**** Reading passage ****

See main article astronomical interferometer.

One of the first astronomical interferometers was built on the Mount Wilson Observatory's reflector telescope in 1920 in order to measure the diameters of stars. The red giant star Betelgeuse was among the first to have its diameter determined in this way. This method was extended to measurements using separated telescopes by Johnson, Betz and Towns (1974) in the infrared and by Labeyrie (1975) in the visible. In the late 1970's improvements in computer processing allowed for the first "fringe-tracking" interferometer, which operates fast enough to follow the blurring effects of astronomical seeing, leading to the Mk I,II and III series of interferometers. Similar techniques have now been applied at other astronomical telescope arrays, including the Keck Interferometer and the Palomar Testbed Interferometer.

In the 1980s the aperture synthesis interferometric imaging technique was extended to visible light and infrared astronomy by the Cavendish Astrophysics Group, providing the first very high resolution images of nearby stars. In 1995 this imaging technique was demonstrated on an array of separate optical telescopes for the first time, allowing a further improvement in resolution, and allowing even higher resolution imaging of stellar surfaces. The same imaging technique has now been applied at the Navy Prototype Optical Interferometer and the IOTA array. In the near future other arrays are expected to release their first interferometric images, including the ISI, VLTI, the CHARA array and the MRO interferometers.

Projects are now beginning that will use interferometers to search for extrasolar planets, either by astrometric measurements of the reciprocal motion of the star (as used by the Palomar Testbed Interferometer and the VLTI) or through the use of nulling (as will be used by the Keck Interferometer and Darwin).

A detailed description of the development of astronomical optical interferometry can be found here. Impressive results were obtained in the 1990s, with the Mark III measuring diameters of 100s of stars and many accurate stellar positions, COAST and NPOI producing many very high resolution images, and ISI measuring stars in the mid-infrared for the first time. Additional results included direct measurements of the sizes of and distances to Cepheid variable stars, and young stellar objects. At the beginning of the 21st Century, the VLTI and Keck Interferometer large-telescope arrays came into operation, and the first interferometric measurements of the brightest few extra-galactic targets were performed.

**** Data records ****

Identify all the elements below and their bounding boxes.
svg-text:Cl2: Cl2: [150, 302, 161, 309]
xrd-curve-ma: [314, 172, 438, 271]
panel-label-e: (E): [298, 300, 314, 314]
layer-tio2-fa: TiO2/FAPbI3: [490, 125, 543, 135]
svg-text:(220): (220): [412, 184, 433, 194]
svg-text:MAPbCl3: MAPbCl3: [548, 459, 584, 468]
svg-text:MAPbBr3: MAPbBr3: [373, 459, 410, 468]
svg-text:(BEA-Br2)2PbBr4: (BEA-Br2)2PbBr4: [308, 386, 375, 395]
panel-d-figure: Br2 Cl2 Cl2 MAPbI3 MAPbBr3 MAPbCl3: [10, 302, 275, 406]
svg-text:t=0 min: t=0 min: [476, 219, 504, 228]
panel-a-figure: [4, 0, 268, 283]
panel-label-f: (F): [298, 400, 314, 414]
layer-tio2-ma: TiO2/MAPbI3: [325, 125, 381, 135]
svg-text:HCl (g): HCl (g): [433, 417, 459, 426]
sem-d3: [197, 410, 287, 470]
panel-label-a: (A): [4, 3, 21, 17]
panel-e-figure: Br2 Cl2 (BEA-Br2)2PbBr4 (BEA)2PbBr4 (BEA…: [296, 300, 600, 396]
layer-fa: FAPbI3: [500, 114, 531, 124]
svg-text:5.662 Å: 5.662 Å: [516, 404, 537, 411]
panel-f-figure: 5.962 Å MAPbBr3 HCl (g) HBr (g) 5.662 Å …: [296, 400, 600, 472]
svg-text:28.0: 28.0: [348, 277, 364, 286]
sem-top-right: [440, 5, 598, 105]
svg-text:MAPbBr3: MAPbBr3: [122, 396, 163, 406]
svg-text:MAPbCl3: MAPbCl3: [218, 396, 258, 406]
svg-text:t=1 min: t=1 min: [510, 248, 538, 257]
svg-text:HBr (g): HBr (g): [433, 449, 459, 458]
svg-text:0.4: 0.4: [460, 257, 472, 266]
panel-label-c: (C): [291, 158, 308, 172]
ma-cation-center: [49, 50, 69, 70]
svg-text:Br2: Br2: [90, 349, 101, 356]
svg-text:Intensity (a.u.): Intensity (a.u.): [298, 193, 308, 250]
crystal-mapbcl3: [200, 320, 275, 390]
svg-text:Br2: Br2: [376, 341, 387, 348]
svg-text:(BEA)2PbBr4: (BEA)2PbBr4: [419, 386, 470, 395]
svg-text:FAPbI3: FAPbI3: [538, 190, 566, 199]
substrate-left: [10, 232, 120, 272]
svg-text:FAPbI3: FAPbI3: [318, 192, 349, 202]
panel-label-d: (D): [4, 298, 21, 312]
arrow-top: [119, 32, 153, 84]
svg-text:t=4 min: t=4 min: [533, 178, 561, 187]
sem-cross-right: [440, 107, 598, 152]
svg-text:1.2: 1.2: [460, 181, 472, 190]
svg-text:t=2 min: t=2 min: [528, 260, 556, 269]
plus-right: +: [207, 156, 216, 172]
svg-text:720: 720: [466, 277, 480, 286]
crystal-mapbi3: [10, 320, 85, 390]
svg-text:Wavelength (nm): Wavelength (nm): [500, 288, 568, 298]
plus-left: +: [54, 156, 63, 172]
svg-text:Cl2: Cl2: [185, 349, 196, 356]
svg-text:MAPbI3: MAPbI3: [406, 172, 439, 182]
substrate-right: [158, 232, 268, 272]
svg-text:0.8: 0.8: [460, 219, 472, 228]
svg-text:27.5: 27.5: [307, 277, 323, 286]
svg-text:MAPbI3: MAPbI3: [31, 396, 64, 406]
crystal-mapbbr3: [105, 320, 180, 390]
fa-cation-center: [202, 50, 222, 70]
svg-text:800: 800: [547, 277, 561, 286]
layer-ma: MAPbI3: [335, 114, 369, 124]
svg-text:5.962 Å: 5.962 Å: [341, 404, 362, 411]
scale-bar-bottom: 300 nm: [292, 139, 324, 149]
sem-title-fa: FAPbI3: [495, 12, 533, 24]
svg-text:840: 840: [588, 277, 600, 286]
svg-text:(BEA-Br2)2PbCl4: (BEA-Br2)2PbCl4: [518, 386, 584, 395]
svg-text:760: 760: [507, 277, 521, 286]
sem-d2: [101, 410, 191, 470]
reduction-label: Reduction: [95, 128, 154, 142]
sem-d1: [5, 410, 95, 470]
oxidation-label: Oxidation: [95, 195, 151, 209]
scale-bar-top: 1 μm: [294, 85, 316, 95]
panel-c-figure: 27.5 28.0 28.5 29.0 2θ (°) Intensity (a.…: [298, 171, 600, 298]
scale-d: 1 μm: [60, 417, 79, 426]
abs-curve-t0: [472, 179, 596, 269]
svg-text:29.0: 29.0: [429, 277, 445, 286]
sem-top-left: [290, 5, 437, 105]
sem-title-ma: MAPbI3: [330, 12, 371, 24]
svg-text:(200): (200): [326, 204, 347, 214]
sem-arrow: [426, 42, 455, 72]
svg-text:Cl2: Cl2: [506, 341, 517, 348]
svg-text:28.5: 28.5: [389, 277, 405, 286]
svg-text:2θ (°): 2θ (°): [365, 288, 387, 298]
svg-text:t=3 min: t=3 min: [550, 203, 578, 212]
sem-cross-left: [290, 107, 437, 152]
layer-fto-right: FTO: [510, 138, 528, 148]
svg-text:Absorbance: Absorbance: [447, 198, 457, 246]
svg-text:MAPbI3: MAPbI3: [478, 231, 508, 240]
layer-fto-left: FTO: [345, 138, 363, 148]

****

• _Task instructions_:
Rewrite the passage on astronomical interferometry, starting with "One of the first" and going on through "Palomar Testbed Interferometer.", with "Betelgeuse" changed to "Antares".

• _Response to the task_:
One of the first astronomical interferometers was built on the Mount Wilson Observatory's reflector telescope in 1920 in order to measure the diameters of stars. The red giant star Antares was among the first to have its diameter determined in this way. This method was extended to measurements using separated telescopes by Johnson, Betz and Towns (1974) in the infrared and by Labeyrie (1975) in the visible. In the late 1970's improvements in computer processing allowed for the first "fringe-tracking" interferometer, which operates fast enough to follow the blurring effects of astronomical seeing, leading to the Mk I,II and III series of interferometers. Similar techniques have now been applied at other astronomical telescope arrays, including the Keck Interferometer and the Palomar Testbed Interferometer.